§ **BRIEF**
Pick out every line with the word "product" and copy it.

§ **PROVIDED INFORMATION**
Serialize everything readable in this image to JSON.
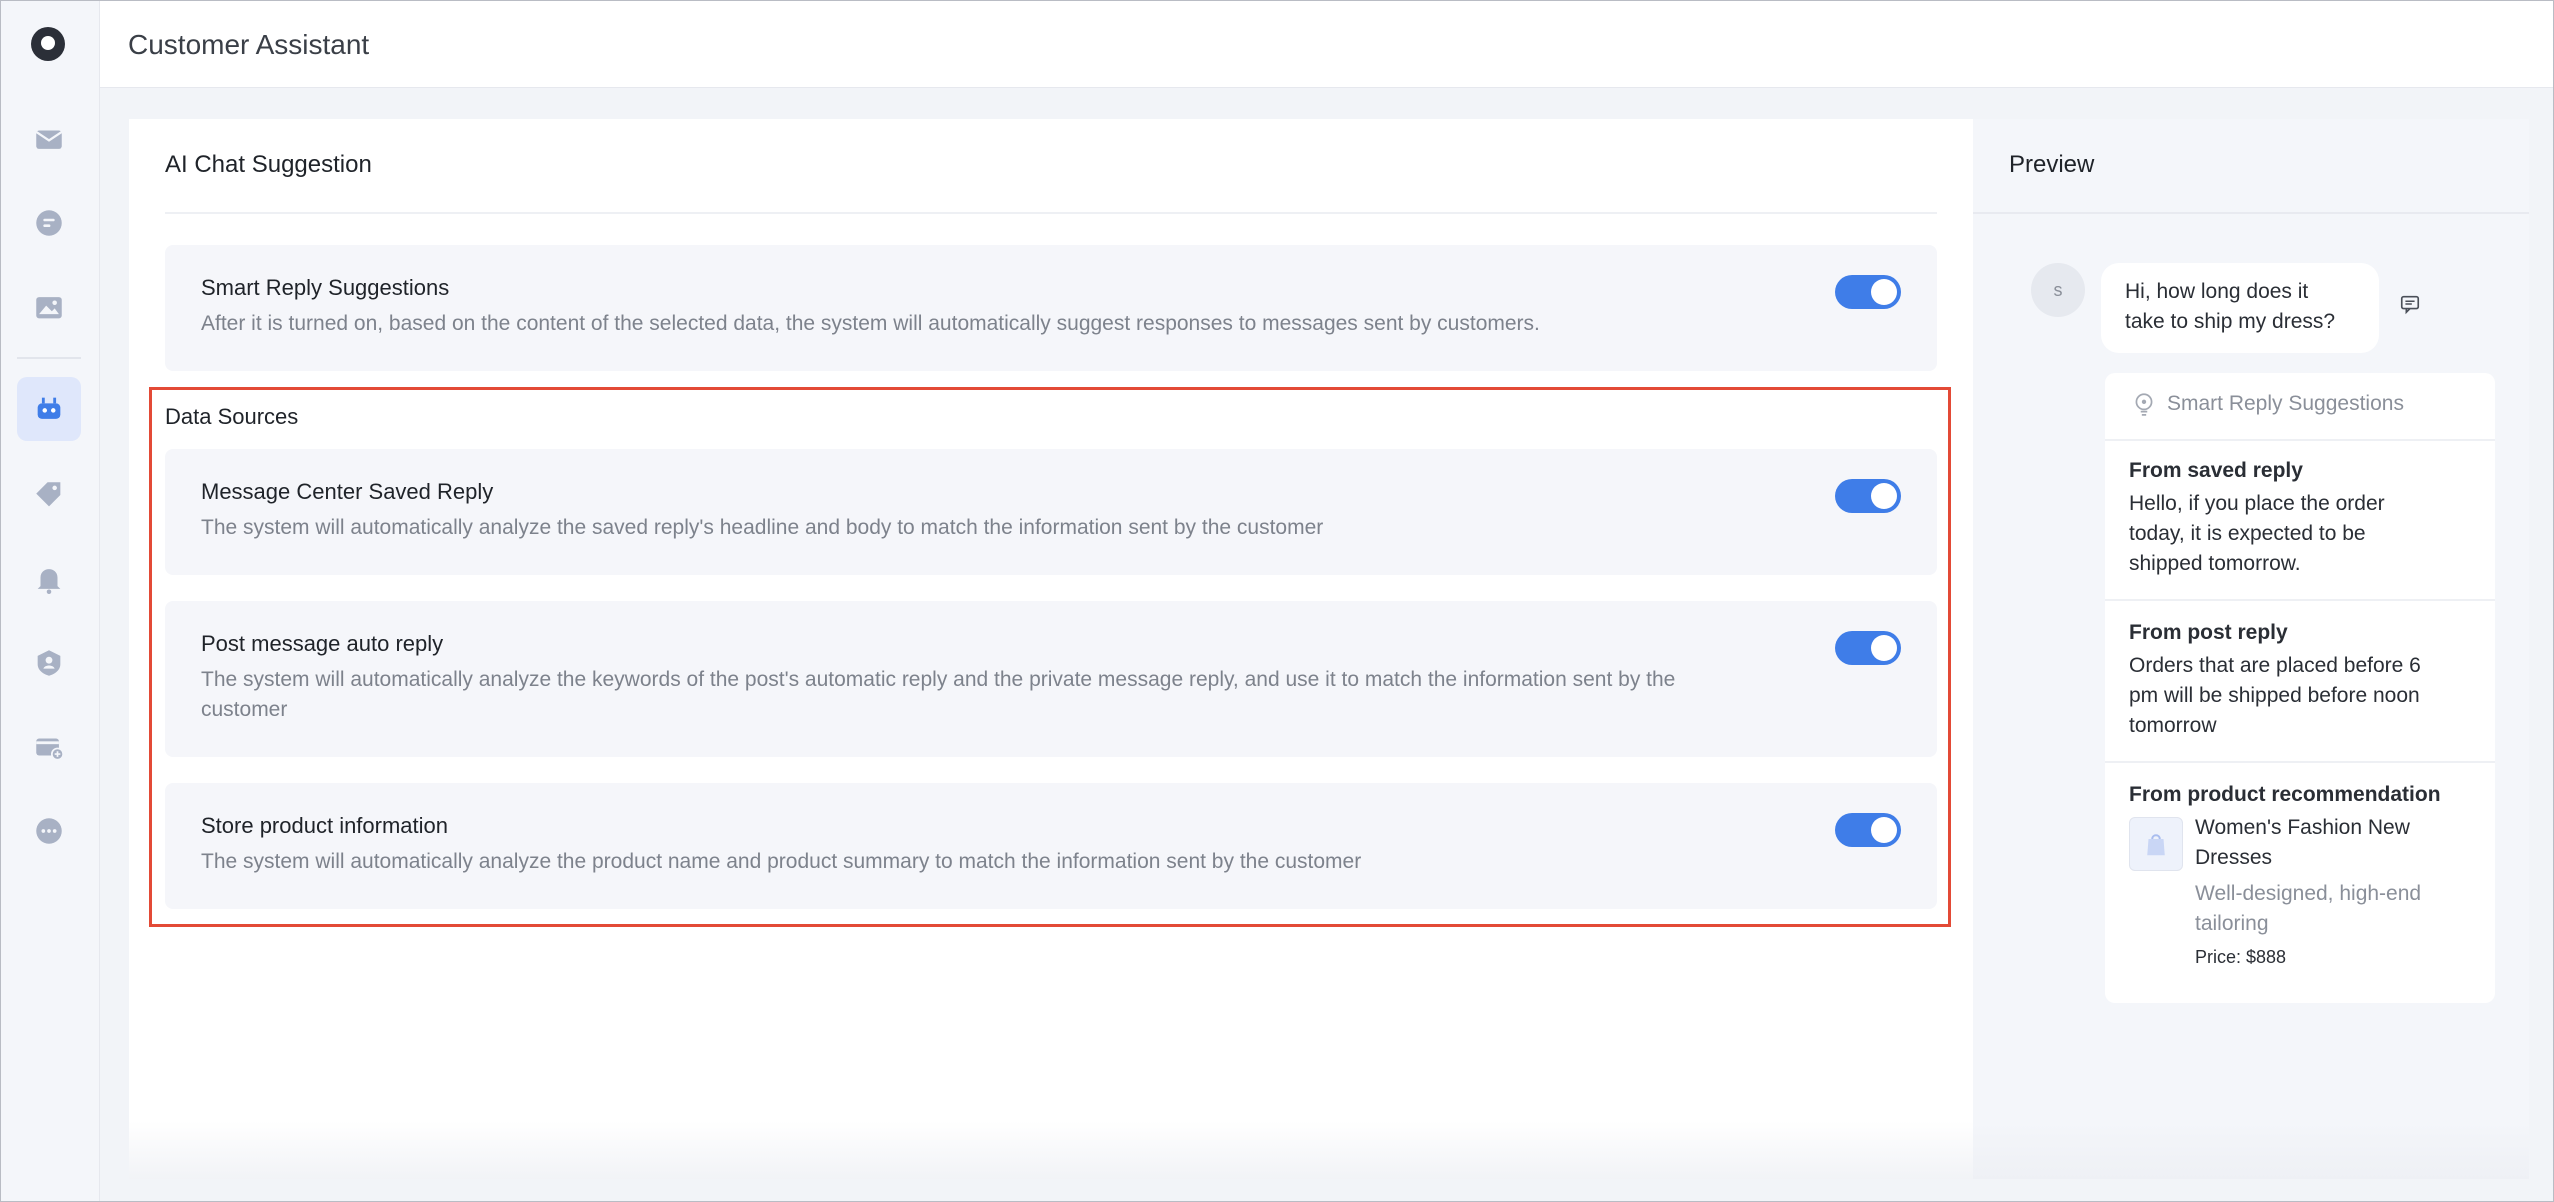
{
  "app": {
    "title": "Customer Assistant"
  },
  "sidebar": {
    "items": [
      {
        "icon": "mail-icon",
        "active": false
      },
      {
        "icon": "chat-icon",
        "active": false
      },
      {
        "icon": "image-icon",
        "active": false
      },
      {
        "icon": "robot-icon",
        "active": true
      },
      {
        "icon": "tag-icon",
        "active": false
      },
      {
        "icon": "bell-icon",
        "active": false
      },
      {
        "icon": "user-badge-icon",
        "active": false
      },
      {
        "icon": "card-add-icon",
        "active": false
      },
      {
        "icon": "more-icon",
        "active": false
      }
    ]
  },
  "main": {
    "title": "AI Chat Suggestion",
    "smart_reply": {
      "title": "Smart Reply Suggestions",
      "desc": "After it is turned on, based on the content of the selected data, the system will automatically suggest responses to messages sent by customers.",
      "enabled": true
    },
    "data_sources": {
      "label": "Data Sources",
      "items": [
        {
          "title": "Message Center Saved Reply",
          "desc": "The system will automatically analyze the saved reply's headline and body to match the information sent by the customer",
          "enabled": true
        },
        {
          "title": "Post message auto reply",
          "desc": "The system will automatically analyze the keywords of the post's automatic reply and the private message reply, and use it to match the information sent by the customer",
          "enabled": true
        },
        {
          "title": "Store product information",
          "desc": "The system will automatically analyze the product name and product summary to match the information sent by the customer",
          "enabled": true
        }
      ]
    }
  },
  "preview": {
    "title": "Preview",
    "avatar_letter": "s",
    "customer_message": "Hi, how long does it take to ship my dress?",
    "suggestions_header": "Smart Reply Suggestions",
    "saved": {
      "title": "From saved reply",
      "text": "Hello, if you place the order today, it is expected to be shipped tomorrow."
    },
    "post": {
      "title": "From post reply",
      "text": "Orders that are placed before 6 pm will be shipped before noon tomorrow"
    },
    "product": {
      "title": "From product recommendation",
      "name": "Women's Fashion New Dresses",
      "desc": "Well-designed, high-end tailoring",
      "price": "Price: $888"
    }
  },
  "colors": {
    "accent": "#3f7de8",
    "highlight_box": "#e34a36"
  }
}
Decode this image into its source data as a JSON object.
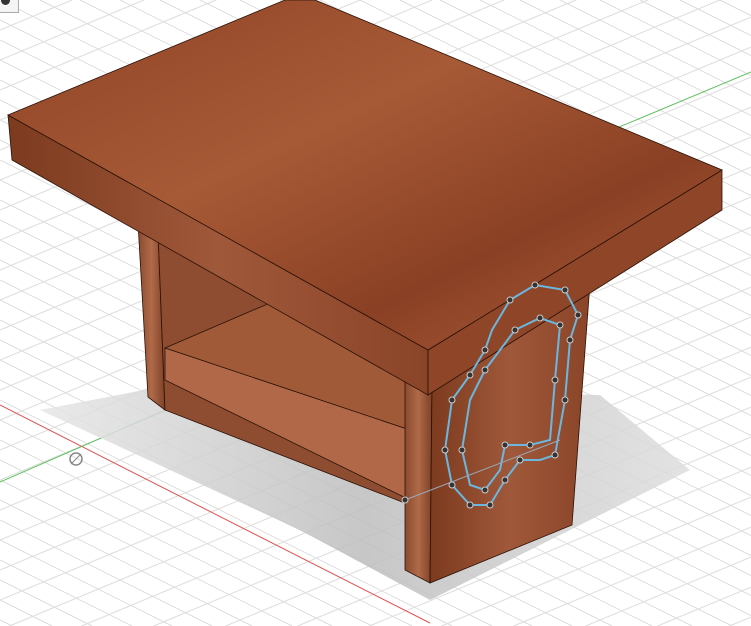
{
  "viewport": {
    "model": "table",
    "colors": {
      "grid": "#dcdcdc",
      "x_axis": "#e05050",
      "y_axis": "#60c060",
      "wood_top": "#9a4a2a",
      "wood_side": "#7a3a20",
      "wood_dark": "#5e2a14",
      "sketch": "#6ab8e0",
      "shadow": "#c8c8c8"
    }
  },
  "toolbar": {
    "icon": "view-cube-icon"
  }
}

...

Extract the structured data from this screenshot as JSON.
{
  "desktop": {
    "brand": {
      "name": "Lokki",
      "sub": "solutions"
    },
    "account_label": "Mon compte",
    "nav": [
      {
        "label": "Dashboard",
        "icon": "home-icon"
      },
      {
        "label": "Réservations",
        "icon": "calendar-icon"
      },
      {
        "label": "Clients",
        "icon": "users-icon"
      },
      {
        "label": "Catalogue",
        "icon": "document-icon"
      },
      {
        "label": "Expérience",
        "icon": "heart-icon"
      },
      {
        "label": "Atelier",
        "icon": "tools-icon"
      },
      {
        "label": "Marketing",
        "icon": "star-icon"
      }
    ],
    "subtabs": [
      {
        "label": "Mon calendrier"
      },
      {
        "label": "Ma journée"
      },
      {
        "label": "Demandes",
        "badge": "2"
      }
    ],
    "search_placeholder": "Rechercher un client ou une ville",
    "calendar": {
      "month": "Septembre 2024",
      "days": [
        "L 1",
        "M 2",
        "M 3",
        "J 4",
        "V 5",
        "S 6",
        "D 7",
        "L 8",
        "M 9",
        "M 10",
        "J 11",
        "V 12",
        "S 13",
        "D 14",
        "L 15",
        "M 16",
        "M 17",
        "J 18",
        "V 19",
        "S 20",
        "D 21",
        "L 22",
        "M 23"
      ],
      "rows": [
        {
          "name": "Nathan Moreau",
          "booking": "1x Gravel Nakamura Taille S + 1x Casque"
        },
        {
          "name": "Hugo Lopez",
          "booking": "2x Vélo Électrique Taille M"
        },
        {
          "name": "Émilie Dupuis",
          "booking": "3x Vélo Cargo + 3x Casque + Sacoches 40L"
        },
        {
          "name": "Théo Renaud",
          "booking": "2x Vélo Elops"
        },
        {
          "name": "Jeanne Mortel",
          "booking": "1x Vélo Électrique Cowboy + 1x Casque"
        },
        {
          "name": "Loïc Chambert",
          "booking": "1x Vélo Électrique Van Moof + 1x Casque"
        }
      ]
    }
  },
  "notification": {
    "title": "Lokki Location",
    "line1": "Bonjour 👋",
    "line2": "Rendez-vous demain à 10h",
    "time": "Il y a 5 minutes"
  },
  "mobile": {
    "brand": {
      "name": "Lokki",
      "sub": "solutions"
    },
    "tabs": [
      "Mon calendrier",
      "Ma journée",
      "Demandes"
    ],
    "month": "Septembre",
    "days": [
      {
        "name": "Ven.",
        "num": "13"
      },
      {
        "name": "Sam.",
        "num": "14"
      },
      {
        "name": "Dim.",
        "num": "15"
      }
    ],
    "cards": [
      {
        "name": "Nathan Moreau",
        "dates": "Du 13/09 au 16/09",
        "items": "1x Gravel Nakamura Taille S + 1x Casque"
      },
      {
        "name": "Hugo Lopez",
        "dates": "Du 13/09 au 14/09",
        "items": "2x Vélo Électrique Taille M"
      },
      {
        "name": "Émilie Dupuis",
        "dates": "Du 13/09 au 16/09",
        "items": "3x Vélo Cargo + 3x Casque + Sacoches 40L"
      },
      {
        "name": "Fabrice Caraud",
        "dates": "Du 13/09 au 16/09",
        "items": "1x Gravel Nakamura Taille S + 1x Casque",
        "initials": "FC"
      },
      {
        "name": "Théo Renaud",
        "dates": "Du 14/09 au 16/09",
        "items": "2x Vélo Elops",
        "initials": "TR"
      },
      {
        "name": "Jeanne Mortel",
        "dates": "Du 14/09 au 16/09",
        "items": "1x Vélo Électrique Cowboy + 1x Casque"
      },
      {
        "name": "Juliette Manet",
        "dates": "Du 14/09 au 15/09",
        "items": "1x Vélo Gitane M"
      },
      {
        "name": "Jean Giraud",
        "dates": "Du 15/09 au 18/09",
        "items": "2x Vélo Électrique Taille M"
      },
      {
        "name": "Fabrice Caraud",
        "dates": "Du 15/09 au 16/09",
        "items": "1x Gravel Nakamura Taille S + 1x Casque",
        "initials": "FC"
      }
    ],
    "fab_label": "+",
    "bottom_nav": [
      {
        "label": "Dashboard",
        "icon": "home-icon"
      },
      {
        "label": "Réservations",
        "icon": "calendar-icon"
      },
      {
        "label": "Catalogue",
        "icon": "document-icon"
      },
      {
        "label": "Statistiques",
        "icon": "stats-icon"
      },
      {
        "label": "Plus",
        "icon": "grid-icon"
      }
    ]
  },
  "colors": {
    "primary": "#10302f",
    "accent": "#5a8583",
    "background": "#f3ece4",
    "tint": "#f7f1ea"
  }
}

§ **CORRECT OUTPUT**
          "title": "Store product information",
          "desc": "The system will automatically analyze the product name and product summary to match the information sent by the customer",
    "product": {
      "title": "From product recommendation",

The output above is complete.